## Task to complete:
Search the data for the word "mobil". Reproduce every line where it is found.

Stored records
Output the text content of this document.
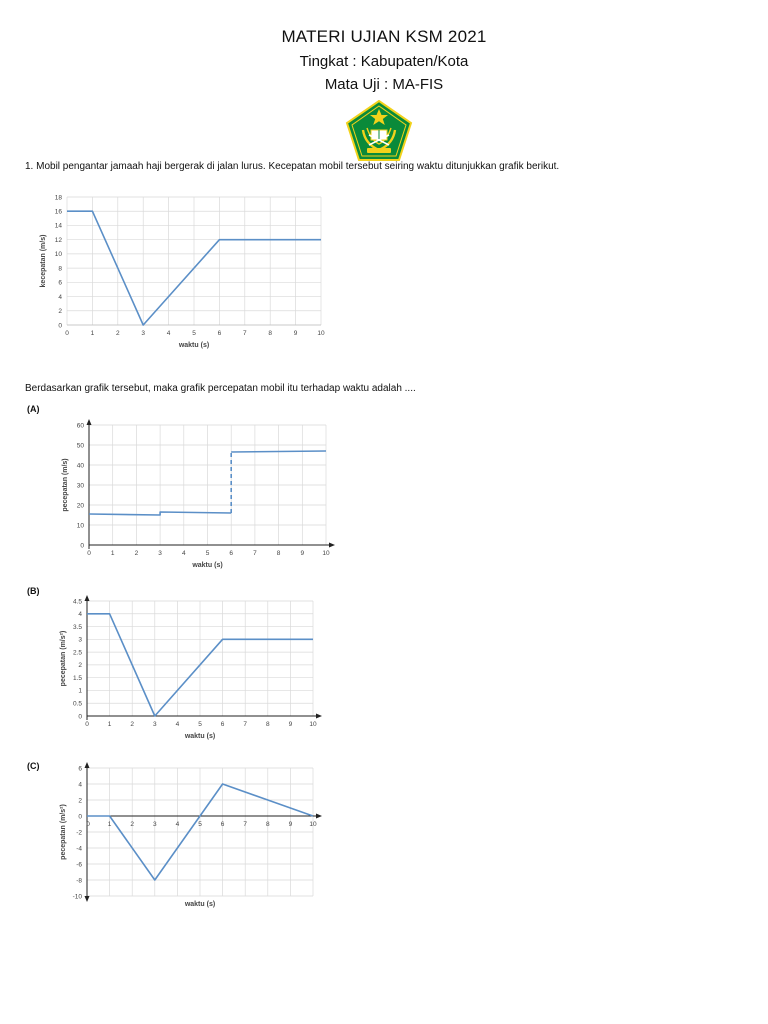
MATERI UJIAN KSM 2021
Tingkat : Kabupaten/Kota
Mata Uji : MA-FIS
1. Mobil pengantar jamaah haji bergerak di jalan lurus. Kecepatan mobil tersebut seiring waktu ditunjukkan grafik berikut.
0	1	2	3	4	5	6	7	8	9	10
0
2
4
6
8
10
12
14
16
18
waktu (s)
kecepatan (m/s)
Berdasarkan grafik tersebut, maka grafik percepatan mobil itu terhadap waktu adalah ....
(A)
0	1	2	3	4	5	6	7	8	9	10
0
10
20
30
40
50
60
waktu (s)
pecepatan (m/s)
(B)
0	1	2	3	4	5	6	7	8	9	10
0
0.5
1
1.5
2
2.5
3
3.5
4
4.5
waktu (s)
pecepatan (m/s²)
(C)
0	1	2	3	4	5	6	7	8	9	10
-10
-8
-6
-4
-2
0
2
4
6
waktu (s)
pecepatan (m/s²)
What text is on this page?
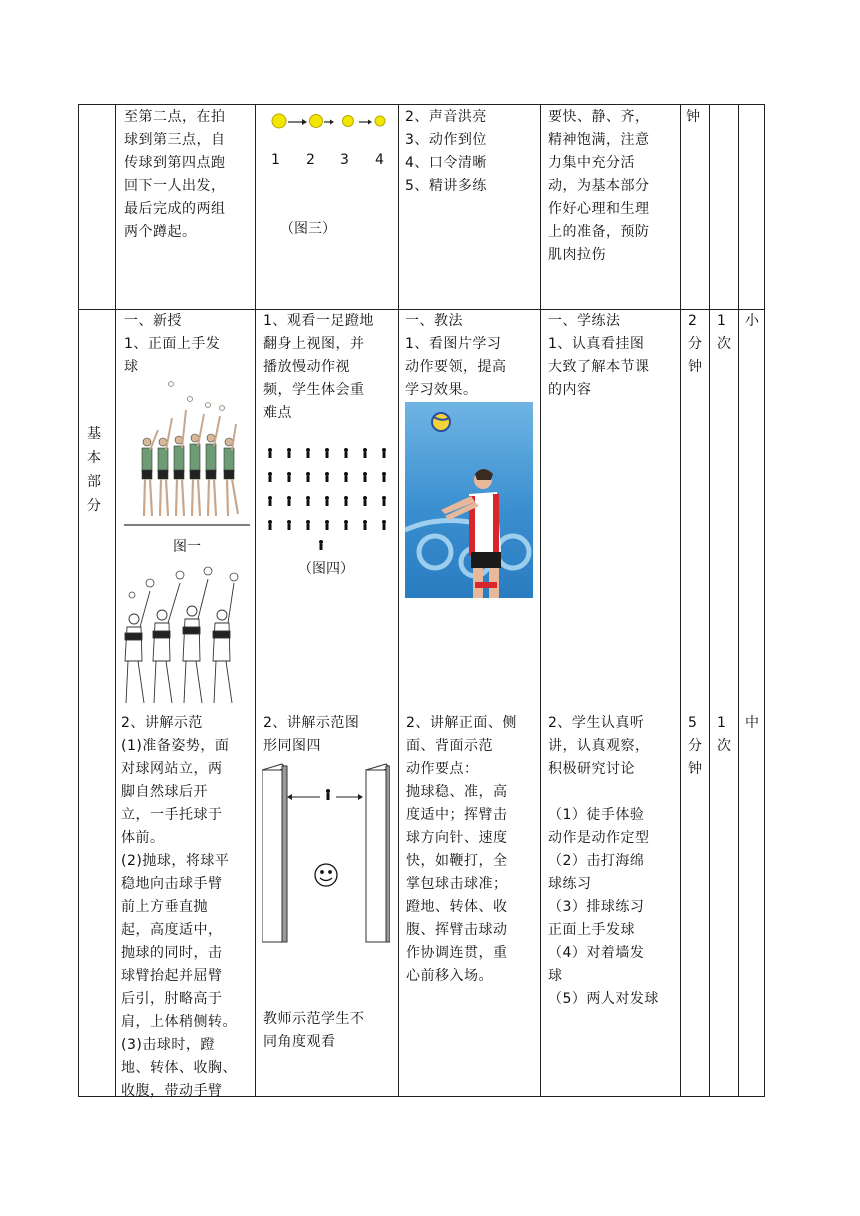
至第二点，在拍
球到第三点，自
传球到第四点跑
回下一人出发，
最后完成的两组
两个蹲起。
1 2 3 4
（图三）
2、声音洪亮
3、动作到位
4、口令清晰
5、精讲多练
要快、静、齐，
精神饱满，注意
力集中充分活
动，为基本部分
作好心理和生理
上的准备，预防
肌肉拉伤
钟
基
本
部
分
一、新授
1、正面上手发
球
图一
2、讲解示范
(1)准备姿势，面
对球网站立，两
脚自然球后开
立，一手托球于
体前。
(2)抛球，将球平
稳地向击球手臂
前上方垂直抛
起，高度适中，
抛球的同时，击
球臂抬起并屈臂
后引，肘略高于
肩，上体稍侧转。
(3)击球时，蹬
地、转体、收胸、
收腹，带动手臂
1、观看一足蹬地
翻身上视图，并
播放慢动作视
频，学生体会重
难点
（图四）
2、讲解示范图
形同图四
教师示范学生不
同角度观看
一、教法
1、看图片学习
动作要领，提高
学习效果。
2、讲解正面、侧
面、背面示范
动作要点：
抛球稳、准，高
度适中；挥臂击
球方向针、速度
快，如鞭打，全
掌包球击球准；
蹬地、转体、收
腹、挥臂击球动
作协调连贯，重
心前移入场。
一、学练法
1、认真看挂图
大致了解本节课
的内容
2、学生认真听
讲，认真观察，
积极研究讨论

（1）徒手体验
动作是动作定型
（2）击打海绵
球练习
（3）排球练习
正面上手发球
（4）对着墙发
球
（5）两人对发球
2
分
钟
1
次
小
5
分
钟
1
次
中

...

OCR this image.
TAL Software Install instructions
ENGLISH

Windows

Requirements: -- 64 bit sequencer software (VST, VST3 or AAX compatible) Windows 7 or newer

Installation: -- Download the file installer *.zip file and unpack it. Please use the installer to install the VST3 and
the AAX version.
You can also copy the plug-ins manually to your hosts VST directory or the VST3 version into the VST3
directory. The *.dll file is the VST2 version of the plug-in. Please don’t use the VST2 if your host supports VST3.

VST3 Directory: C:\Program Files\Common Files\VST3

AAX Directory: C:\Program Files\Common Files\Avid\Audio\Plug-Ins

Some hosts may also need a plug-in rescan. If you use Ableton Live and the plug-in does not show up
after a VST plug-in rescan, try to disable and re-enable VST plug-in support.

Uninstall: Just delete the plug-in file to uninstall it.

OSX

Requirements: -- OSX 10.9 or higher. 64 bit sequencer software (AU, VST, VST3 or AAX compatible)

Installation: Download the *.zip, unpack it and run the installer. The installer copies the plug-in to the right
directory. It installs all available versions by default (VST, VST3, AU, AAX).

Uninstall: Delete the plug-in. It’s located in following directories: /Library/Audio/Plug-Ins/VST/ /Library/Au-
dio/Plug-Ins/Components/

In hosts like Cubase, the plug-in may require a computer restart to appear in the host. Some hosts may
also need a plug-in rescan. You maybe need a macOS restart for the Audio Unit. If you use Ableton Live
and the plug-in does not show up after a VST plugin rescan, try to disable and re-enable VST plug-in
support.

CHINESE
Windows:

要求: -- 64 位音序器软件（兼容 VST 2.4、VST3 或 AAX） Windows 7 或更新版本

## Result below:
1. Mobil pengantar jamaah haji bergerak di jalan lurus. Kecepatan mobil tersebut seiring waktu ditunjukkan grafik berikut.
Berdasarkan grafik tersebut, maka grafik percepatan mobil itu terhadap waktu adalah ....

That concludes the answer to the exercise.